# [Aim]
Drop every picture, then transcribe the remaining data exactly.

BEGIN Data shown

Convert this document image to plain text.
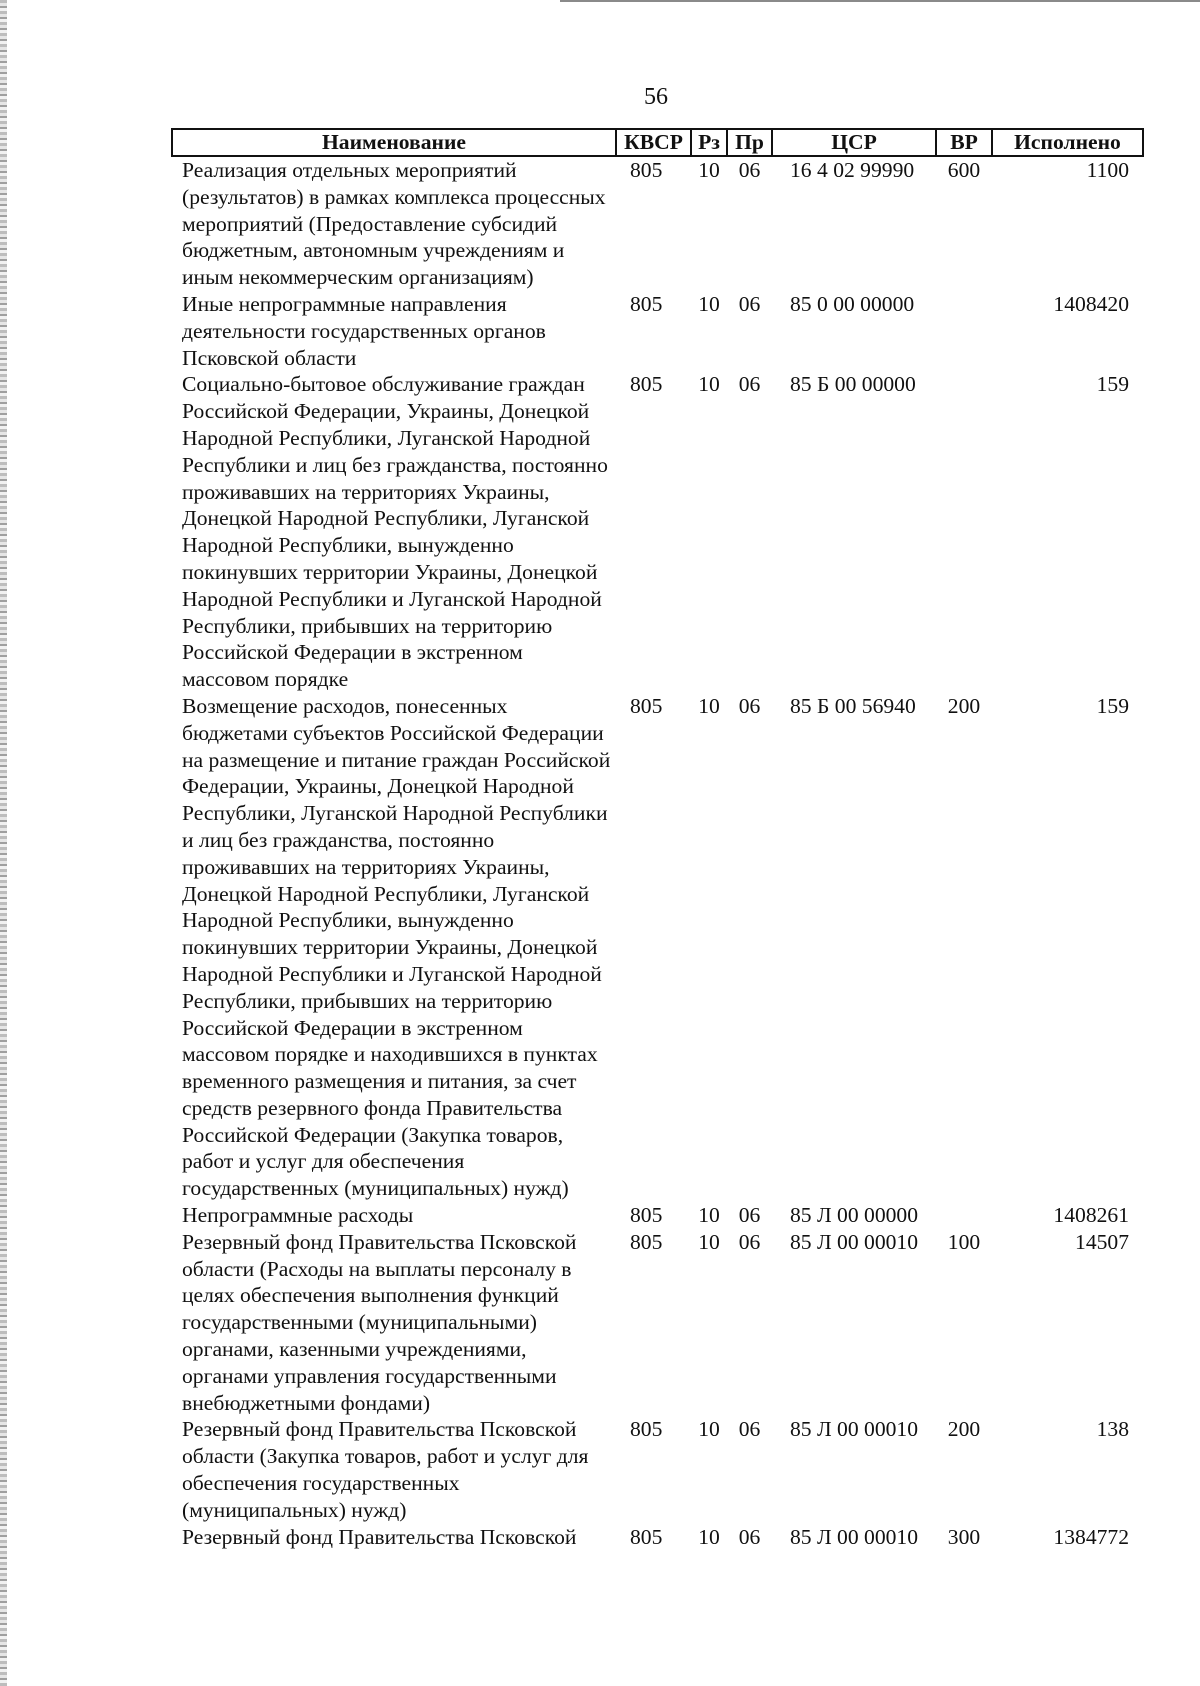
56
Наименование	КВСР	Рз	Пр	ЦСР	ВР	Исполнено
Реализация отдельных мероприятий (результатов) в рамках комплекса процессных мероприятий (Предоставление субсидий бюджетным, автономным учреждениям и иным некоммерческим организациям)	805	10	06	16 4 02 99990	600	1100
Иные непрограммные направления деятельности государственных органов Псковской области	805	10	06	85 0 00 00000		1408420
Социально-бытовое обслуживание граждан Российской Федерации, Украины, Донецкой Народной Республики, Луганской Народной Республики и лиц без гражданства, постоянно проживавших на территориях Украины, Донецкой Народной Республики, Луганской Народной Республики, вынужденно покинувших территории Украины, Донецкой Народной Республики и Луганской Народной Республики, прибывших на территорию Российской Федерации в экстренном массовом порядке	805	10	06	85 Б 00 00000		159
Возмещение расходов, понесенных бюджетами субъектов Российской Федерации на размещение и питание граждан Российской Федерации, Украины, Донецкой Народной Республики, Луганской Народной Республики и лиц без гражданства, постоянно проживавших на территориях Украины, Донецкой Народной Республики, Луганской Народной Республики, вынужденно покинувших территории Украины, Донецкой Народной Республики и Луганской Народной Республики, прибывших на территорию Российской Федерации в экстренном массовом порядке и находившихся в пунктах временного размещения и питания, за счет средств резервного фонда Правительства Российской Федерации (Закупка товаров, работ и услуг для обеспечения государственных (муниципальных) нужд)	805	10	06	85 Б 00 56940	200	159
Непрограммные расходы	805	10	06	85 Л 00 00000		1408261
Резервный фонд Правительства Псковской области (Расходы на выплаты персоналу в целях обеспечения выполнения функций государственными (муниципальными) органами, казенными учреждениями, органами управления государственными внебюджетными фондами)	805	10	06	85 Л 00 00010	100	14507
Резервный фонд Правительства Псковской области (Закупка товаров, работ и услуг для обеспечения государственных (муниципальных) нужд)	805	10	06	85 Л 00 00010	200	138
Резервный фонд Правительства Псковской	805	10	06	85 Л 00 00010	300	1384772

END Data shown

# [Task answer]
Convert this document image to plain text.
56
Наименование	КВСР	Рз	Пр	ЦСР	ВР	Исполнено
Реализация отдельных мероприятий (результатов) в рамках комплекса процессных мероприятий (Предоставление субсидий бюджетным, автономным учреждениям и иным некоммерческим организациям)	805	10	06	16 4 02 99990	600	1100
Иные непрограммные направления деятельности государственных органов Псковской области	805	10	06	85 0 00 00000		1408420
Социально-бытовое обслуживание граждан Российской Федерации, Украины, Донецкой Народной Республики, Луганской Народной Республики и лиц без гражданства, постоянно проживавших на территориях Украины, Донецкой Народной Республики, Луганской Народной Республики, вынужденно покинувших территории Украины, Донецкой Народной Республики и Луганской Народной Республики, прибывших на территорию Российской Федерации в экстренном массовом порядке	805	10	06	85 Б 00 00000		159
Возмещение расходов, понесенных бюджетами субъектов Российской Федерации на размещение и питание граждан Российской Федерации, Украины, Донецкой Народной Республики, Луганской Народной Республики и лиц без гражданства, постоянно проживавших на территориях Украины, Донецкой Народной Республики, Луганской Народной Республики, вынужденно покинувших территории Украины, Донецкой Народной Республики и Луганской Народной Республики, прибывших на территорию Российской Федерации в экстренном массовом порядке и находившихся в пунктах временного размещения и питания, за счет средств резервного фонда Правительства Российской Федерации (Закупка товаров, работ и услуг для обеспечения государственных (муниципальных) нужд)	805	10	06	85 Б 00 56940	200	159
Непрограммные расходы	805	10	06	85 Л 00 00000		1408261
Резервный фонд Правительства Псковской области (Расходы на выплаты персоналу в целях обеспечения выполнения функций государственными (муниципальными) органами, казенными учреждениями, органами управления государственными внебюджетными фондами)	805	10	06	85 Л 00 00010	100	14507
Резервный фонд Правительства Псковской области (Закупка товаров, работ и услуг для обеспечения государственных (муниципальных) нужд)	805	10	06	85 Л 00 00010	200	138
Резервный фонд Правительства Псковской	805	10	06	85 Л 00 00010	300	1384772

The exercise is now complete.